*Goal of the exercise*
Present the following entries again, word for word and in full.

Figure data in JSON:
□ □ □ □ □
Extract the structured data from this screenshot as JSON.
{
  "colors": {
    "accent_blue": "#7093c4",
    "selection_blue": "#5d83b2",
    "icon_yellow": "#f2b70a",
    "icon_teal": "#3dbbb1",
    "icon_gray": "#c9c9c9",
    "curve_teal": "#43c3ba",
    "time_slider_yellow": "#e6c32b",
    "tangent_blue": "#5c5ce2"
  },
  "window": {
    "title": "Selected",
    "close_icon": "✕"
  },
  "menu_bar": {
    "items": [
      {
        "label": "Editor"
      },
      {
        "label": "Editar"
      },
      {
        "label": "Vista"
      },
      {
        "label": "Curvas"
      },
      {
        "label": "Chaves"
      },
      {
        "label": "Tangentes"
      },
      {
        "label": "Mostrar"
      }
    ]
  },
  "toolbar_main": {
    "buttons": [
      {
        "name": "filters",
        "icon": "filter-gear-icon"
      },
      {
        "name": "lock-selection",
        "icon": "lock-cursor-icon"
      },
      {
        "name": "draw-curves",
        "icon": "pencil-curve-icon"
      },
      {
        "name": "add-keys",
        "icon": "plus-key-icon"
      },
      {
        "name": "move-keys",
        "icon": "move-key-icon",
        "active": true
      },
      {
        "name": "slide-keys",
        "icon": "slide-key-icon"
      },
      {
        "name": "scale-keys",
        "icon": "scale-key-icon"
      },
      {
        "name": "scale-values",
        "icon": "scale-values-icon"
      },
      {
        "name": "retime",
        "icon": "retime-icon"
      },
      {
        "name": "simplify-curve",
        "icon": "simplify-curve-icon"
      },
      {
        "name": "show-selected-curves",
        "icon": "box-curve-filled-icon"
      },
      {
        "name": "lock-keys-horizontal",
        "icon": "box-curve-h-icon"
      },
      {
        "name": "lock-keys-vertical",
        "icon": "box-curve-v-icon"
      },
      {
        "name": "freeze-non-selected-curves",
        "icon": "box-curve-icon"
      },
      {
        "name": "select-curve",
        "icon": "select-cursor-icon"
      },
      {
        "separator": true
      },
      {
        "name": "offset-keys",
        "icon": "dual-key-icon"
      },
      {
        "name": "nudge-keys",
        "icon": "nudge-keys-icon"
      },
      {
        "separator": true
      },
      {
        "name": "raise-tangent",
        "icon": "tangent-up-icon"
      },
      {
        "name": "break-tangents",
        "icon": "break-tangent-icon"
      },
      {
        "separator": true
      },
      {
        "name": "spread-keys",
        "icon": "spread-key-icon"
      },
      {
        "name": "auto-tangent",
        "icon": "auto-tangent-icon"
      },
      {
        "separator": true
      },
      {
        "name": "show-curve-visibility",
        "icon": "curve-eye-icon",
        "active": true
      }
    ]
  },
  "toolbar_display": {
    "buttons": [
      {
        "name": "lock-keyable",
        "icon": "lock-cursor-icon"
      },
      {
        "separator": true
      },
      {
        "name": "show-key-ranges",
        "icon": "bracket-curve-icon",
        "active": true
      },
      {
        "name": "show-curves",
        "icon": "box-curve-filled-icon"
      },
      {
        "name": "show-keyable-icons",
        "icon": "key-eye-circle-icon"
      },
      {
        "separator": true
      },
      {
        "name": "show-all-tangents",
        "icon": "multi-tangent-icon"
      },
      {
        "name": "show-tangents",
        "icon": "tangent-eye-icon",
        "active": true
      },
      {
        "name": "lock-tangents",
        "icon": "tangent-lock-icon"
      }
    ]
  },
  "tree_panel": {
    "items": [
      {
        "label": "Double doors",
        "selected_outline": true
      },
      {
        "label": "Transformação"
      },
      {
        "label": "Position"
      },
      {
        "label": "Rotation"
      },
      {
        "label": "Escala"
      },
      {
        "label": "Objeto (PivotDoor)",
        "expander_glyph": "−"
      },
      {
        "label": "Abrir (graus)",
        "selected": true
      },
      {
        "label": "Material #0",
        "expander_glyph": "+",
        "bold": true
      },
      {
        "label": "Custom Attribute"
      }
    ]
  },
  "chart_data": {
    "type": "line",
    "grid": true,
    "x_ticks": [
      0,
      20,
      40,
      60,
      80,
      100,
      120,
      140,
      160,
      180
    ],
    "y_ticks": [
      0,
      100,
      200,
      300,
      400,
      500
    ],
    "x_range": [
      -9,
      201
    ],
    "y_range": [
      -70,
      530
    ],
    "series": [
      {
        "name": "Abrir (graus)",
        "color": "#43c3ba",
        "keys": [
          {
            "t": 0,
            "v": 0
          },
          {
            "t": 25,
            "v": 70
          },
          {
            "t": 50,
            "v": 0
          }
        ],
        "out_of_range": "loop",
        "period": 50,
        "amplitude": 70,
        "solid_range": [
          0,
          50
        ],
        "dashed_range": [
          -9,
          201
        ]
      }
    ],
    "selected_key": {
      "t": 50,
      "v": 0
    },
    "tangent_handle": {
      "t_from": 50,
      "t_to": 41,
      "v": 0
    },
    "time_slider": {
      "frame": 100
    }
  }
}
□ □ □ □ □
*Complete answer*
Extract the structured data from this screenshot as JSON.
{
  "colors": {
    "accent_blue": "#7093c4",
    "selection_blue": "#5d83b2",
    "icon_yellow": "#f2b70a",
    "icon_teal": "#3dbbb1",
    "icon_gray": "#c9c9c9",
    "curve_teal": "#43c3ba",
    "time_slider_yellow": "#e6c32b",
    "tangent_blue": "#5c5ce2"
  },
  "window": {
    "title": "Selected",
    "close_icon": "✕"
  },
  "menu_bar": {
    "items": [
      {
        "label": "Editor"
      },
      {
        "label": "Editar"
      },
      {
        "label": "Vista"
      },
      {
        "label": "Curvas"
      },
      {
        "label": "Chaves"
      },
      {
        "label": "Tangentes"
      },
      {
        "label": "Mostrar"
      }
    ]
  },
  "toolbar_main": {
    "buttons": [
      {
        "name": "filters",
        "icon": "filter-gear-icon"
      },
      {
        "name": "lock-selection",
        "icon": "lock-cursor-icon"
      },
      {
        "name": "draw-curves",
        "icon": "pencil-curve-icon"
      },
      {
        "name": "add-keys",
        "icon": "plus-key-icon"
      },
      {
        "name": "move-keys",
        "icon": "move-key-icon",
        "active": true
      },
      {
        "name": "slide-keys",
        "icon": "slide-key-icon"
      },
      {
        "name": "scale-keys",
        "icon": "scale-key-icon"
      },
      {
        "name": "scale-values",
        "icon": "scale-values-icon"
      },
      {
        "name": "retime",
        "icon": "retime-icon"
      },
      {
        "name": "simplify-curve",
        "icon": "simplify-curve-icon"
      },
      {
        "name": "show-selected-curves",
        "icon": "box-curve-filled-icon"
      },
      {
        "name": "lock-keys-horizontal",
        "icon": "box-curve-h-icon"
      },
      {
        "name": "lock-keys-vertical",
        "icon": "box-curve-v-icon"
      },
      {
        "name": "freeze-non-selected-curves",
        "icon": "box-curve-icon"
      },
      {
        "name": "select-curve",
        "icon": "select-cursor-icon"
      },
      {
        "separator": true
      },
      {
        "name": "offset-keys",
        "icon": "dual-key-icon"
      },
      {
        "name": "nudge-keys",
        "icon": "nudge-keys-icon"
      },
      {
        "separator": true
      },
      {
        "name": "raise-tangent",
        "icon": "tangent-up-icon"
      },
      {
        "name": "break-tangents",
        "icon": "break-tangent-icon"
      },
      {
        "separator": true
      },
      {
        "name": "spread-keys",
        "icon": "spread-key-icon"
      },
      {
        "name": "auto-tangent",
        "icon": "auto-tangent-icon"
      },
      {
        "separator": true
      },
      {
        "name": "show-curve-visibility",
        "icon": "curve-eye-icon",
        "active": true
      }
    ]
  },
  "toolbar_display": {
    "buttons": [
      {
        "name": "lock-keyable",
        "icon": "lock-cursor-icon"
      },
      {
        "separator": true
      },
      {
        "name": "show-key-ranges",
        "icon": "bracket-curve-icon",
        "active": true
      },
      {
        "name": "show-curves",
        "icon": "box-curve-filled-icon"
      },
      {
        "name": "show-keyable-icons",
        "icon": "key-eye-circle-icon"
      },
      {
        "separator": true
      },
      {
        "name": "show-all-tangents",
        "icon": "multi-tangent-icon"
      },
      {
        "name": "show-tangents",
        "icon": "tangent-eye-icon",
        "active": true
      },
      {
        "name": "lock-tangents",
        "icon": "tangent-lock-icon"
      }
    ]
  },
  "tree_panel": {
    "items": [
      {
        "label": "Double doors",
        "selected_outline": true
      },
      {
        "label": "Transformação"
      },
      {
        "label": "Position"
      },
      {
        "label": "Rotation"
      },
      {
        "label": "Escala"
      },
      {
        "label": "Objeto (PivotDoor)",
        "expander_glyph": "−"
      },
      {
        "label": "Abrir (graus)",
        "selected": true
      },
      {
        "label": "Material #0",
        "expander_glyph": "+",
        "bold": true
      },
      {
        "label": "Custom Attribute"
      }
    ]
  },
  "chart_data": {
    "type": "line",
    "grid": true,
    "x_ticks": [
      0,
      20,
      40,
      60,
      80,
      100,
      120,
      140,
      160,
      180
    ],
    "y_ticks": [
      0,
      100,
      200,
      300,
      400,
      500
    ],
    "x_range": [
      -9,
      201
    ],
    "y_range": [
      -70,
      530
    ],
    "series": [
      {
        "name": "Abrir (graus)",
        "color": "#43c3ba",
        "keys": [
          {
            "t": 0,
            "v": 0
          },
          {
            "t": 25,
            "v": 70
          },
          {
            "t": 50,
            "v": 0
          }
        ],
        "out_of_range": "loop",
        "period": 50,
        "amplitude": 70,
        "solid_range": [
          0,
          50
        ],
        "dashed_range": [
          -9,
          201
        ]
      }
    ],
    "selected_key": {
      "t": 50,
      "v": 0
    },
    "tangent_handle": {
      "t_from": 50,
      "t_to": 41,
      "v": 0
    },
    "time_slider": {
      "frame": 100
    }
  }
}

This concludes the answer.